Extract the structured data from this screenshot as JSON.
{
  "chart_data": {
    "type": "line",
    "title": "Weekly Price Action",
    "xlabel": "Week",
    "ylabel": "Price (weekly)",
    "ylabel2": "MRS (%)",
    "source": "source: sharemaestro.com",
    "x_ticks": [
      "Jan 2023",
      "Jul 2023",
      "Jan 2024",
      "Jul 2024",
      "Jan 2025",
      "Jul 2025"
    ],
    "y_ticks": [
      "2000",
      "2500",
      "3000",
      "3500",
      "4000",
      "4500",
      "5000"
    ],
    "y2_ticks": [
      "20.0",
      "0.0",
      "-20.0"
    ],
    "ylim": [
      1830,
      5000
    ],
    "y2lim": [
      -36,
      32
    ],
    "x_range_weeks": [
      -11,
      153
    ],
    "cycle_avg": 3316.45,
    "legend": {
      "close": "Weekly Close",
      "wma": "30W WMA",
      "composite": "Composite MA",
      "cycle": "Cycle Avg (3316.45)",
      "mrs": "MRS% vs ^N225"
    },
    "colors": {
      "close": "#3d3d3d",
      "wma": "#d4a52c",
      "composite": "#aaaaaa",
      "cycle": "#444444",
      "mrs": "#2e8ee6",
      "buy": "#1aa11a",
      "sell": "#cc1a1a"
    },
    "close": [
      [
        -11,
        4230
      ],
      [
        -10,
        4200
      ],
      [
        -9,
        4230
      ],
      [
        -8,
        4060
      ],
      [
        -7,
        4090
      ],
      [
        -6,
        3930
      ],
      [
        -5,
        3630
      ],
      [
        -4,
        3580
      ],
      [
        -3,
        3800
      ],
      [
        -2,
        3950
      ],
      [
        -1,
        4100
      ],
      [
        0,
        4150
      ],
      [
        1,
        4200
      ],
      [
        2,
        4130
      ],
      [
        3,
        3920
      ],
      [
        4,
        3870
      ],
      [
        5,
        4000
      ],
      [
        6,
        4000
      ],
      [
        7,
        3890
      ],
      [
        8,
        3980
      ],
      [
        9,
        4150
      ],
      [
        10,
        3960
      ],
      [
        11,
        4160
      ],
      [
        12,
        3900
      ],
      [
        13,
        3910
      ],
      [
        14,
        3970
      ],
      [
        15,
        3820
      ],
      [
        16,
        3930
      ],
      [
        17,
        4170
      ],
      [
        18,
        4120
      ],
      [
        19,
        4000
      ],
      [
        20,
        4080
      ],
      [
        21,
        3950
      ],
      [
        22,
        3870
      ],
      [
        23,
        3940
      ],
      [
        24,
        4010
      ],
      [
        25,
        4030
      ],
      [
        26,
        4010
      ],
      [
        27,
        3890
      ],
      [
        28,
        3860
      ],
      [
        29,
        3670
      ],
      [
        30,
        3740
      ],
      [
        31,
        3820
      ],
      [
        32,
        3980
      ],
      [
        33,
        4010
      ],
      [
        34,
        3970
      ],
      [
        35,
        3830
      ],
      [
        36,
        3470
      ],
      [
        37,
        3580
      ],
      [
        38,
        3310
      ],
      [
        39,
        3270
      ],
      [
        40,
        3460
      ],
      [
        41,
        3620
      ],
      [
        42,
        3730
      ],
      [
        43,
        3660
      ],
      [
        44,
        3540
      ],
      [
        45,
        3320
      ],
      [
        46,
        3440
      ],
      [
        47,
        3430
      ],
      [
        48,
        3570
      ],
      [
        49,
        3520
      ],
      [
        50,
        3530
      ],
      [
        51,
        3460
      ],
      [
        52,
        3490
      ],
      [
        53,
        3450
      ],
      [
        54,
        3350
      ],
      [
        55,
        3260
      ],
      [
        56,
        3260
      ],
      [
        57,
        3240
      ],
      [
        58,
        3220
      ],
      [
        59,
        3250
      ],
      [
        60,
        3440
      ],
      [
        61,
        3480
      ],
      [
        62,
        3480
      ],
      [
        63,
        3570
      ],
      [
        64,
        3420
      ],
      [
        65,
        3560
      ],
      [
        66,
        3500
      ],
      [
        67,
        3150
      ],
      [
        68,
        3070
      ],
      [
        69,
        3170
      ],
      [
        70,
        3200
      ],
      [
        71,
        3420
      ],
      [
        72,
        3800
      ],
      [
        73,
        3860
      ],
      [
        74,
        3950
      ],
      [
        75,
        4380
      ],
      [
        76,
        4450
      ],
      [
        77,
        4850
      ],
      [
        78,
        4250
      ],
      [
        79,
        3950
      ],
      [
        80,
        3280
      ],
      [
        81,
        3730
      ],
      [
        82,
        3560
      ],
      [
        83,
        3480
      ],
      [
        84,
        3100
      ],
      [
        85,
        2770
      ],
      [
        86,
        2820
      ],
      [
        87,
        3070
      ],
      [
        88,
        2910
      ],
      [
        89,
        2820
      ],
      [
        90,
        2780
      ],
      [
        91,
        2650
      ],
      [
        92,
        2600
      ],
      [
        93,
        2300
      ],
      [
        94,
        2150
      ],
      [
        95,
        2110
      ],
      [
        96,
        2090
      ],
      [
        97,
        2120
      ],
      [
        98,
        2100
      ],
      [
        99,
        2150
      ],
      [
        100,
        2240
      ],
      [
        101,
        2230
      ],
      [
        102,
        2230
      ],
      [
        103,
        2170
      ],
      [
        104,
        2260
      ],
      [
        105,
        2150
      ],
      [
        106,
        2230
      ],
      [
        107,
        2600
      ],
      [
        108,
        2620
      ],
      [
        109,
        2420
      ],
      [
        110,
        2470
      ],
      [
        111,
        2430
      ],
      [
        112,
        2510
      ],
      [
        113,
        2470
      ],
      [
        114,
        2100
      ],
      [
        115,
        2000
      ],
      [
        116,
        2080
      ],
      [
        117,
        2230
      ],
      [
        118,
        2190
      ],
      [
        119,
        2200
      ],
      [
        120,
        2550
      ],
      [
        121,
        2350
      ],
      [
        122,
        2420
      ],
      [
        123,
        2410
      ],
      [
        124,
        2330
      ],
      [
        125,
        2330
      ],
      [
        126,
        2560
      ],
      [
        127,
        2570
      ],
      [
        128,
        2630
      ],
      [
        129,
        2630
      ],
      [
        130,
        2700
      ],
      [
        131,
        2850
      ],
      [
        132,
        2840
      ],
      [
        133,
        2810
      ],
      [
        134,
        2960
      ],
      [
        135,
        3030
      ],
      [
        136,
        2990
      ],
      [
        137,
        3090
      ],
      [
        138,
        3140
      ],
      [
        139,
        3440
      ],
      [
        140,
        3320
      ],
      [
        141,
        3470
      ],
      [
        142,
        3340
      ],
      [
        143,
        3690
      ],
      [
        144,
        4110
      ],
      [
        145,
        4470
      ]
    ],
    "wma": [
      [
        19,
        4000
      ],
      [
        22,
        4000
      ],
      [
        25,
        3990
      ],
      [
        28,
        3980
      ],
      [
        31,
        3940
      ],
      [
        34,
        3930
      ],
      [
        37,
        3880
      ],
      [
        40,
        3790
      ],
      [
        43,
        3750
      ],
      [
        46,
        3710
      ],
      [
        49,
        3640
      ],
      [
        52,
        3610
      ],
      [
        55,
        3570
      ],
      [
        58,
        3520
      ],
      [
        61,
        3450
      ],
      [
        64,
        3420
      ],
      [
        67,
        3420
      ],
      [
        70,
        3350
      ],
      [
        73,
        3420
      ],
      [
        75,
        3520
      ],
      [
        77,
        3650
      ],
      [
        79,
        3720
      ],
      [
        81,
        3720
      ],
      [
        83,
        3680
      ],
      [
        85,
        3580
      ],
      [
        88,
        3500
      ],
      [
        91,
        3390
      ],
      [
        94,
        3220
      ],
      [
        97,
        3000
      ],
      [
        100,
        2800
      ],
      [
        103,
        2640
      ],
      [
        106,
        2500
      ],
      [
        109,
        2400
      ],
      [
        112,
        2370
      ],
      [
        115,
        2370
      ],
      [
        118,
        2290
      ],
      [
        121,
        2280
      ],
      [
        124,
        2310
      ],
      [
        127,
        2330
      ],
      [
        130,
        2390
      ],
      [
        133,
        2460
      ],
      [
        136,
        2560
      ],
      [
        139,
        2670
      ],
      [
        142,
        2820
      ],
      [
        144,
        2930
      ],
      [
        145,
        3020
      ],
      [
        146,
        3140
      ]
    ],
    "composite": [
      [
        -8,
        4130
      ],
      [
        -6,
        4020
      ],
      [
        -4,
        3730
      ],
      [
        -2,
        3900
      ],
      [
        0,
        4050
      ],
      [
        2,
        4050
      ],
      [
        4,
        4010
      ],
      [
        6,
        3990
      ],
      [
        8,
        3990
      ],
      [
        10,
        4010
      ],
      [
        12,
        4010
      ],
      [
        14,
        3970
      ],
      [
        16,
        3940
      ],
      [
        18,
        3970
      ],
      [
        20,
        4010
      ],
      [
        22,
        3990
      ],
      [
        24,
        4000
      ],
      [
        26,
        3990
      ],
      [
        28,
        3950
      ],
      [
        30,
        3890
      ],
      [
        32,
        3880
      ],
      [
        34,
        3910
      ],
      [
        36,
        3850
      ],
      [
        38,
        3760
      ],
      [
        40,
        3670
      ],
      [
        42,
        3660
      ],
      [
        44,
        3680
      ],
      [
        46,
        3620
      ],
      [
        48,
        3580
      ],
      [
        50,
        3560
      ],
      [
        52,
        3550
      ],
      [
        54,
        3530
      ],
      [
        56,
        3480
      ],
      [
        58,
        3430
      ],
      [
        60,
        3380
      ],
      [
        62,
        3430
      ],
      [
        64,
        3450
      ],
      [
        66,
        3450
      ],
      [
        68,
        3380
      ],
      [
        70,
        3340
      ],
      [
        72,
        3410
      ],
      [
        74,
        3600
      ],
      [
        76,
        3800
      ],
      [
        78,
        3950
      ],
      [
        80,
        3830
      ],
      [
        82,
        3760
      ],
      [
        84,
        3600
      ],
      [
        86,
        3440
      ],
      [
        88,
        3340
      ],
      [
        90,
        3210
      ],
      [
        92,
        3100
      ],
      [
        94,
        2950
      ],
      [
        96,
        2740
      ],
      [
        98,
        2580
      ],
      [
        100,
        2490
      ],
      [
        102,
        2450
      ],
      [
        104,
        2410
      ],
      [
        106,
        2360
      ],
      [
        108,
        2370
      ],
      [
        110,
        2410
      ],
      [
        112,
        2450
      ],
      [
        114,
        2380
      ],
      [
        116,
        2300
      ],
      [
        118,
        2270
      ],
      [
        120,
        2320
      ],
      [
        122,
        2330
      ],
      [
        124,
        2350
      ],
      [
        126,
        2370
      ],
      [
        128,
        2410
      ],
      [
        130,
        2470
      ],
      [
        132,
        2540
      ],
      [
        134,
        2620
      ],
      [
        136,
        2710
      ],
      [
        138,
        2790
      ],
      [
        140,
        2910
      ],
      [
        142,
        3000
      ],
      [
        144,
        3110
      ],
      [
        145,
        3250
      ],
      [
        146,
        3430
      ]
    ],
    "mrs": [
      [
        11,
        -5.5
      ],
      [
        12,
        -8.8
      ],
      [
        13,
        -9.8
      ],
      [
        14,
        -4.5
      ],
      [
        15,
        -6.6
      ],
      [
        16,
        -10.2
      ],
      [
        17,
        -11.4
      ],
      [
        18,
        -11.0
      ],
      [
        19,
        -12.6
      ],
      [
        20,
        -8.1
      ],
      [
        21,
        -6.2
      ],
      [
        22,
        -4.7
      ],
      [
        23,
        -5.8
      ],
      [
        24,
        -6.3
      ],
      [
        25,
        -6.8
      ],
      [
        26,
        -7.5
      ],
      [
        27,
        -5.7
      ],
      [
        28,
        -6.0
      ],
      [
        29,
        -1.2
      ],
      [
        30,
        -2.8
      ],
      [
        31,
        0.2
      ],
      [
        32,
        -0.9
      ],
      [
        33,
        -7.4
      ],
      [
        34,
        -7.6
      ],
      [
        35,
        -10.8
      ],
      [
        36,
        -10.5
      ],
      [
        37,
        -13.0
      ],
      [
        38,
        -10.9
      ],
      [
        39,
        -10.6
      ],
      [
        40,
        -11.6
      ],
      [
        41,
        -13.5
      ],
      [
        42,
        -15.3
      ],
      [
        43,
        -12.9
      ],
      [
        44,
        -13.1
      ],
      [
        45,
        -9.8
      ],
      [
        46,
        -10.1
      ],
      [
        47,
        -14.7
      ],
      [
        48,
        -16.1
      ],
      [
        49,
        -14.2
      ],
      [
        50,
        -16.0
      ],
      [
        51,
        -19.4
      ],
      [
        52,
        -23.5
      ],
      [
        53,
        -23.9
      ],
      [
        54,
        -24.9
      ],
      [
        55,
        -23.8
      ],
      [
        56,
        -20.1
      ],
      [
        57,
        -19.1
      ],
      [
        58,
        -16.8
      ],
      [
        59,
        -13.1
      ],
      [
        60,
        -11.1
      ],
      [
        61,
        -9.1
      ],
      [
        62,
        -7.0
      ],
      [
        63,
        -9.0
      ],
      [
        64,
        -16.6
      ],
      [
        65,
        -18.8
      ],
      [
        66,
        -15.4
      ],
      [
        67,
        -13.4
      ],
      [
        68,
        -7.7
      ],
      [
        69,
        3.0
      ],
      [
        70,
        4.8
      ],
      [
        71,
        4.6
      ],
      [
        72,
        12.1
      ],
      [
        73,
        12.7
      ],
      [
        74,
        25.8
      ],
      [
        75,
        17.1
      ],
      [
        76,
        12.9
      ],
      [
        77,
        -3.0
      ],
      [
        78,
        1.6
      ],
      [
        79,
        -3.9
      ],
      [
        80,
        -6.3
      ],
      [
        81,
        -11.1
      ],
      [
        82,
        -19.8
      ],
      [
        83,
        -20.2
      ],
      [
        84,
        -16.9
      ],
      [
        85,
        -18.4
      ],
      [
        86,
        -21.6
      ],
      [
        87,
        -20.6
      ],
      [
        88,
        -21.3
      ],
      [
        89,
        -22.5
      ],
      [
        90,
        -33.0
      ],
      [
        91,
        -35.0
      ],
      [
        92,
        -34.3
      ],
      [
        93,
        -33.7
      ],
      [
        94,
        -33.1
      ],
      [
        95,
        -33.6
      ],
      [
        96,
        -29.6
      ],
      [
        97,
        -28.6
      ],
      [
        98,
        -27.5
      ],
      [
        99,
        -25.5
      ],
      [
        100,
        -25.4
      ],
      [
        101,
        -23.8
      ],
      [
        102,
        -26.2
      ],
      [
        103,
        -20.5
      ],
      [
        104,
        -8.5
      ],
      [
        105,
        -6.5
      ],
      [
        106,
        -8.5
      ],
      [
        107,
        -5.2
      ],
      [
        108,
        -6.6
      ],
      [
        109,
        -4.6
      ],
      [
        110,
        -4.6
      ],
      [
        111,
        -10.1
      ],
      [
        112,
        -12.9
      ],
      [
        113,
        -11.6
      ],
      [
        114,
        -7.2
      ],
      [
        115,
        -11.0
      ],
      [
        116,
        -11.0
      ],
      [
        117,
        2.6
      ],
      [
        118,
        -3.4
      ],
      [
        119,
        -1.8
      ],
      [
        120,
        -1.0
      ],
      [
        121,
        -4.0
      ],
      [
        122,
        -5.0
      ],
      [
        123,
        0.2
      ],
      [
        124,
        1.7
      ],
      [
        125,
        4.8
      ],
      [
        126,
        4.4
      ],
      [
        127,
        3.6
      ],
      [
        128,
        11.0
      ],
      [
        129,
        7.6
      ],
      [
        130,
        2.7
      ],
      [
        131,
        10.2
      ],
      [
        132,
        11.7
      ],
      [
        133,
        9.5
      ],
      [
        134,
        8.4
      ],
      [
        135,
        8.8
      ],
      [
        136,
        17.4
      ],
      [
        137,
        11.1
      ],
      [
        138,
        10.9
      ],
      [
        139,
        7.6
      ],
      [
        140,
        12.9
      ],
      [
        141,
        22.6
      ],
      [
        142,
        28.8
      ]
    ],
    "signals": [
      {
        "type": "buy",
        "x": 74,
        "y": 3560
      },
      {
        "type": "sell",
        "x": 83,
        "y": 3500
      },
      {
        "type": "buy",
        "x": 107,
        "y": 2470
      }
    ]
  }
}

*WHAT IS NEEDED*: Go through the listing above and work out how many lines contain the string "composite". Reply with the number alone.

*TASK RESULT*: 3